** begin Data records **

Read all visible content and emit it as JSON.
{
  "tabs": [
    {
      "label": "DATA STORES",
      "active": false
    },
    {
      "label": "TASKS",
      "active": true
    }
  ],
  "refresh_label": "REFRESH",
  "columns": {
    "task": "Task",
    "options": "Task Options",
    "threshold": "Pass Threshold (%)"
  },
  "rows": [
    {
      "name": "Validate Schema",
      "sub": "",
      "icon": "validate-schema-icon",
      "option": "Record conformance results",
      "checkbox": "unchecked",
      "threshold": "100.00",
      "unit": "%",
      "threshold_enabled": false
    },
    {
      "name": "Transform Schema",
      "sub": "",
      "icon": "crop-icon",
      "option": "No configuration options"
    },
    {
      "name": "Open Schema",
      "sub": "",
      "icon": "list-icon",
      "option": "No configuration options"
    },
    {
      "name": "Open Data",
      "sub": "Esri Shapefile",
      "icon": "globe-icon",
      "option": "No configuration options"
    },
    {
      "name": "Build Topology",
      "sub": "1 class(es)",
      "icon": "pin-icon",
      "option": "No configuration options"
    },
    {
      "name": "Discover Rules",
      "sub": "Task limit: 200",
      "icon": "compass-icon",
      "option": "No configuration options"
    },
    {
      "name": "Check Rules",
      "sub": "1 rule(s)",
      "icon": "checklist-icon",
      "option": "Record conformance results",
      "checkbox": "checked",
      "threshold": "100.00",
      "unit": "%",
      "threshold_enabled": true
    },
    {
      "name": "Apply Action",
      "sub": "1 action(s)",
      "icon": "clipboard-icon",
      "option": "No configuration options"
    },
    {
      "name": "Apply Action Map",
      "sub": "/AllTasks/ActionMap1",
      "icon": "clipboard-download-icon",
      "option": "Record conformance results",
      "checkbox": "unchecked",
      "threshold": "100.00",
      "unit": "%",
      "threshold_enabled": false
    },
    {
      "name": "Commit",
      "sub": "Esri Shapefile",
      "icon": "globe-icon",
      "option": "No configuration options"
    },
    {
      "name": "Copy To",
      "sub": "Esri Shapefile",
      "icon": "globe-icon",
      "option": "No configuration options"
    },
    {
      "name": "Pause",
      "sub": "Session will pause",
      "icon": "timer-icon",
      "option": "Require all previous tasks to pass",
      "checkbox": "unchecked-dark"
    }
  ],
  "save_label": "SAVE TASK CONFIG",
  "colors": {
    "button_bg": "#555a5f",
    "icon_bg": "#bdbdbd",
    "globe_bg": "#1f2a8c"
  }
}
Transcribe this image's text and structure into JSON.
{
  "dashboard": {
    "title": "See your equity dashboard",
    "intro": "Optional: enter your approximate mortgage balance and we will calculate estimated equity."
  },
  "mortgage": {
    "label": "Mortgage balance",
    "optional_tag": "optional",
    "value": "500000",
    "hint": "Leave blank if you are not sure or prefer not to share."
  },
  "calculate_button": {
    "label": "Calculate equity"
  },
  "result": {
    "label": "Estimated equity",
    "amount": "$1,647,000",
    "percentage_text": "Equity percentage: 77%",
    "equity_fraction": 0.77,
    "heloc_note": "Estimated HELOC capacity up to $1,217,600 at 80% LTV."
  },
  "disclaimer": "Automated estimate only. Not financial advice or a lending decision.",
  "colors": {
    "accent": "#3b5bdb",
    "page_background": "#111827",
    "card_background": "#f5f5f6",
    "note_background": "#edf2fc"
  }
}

** end Data records **

> The task: Copy out each line of the data where the string "will" appears.

> Written answer:
      "sub": "Session will pause",
    "intro": "Optional: enter your approximate mortgage balance and we will calculate estimated equity."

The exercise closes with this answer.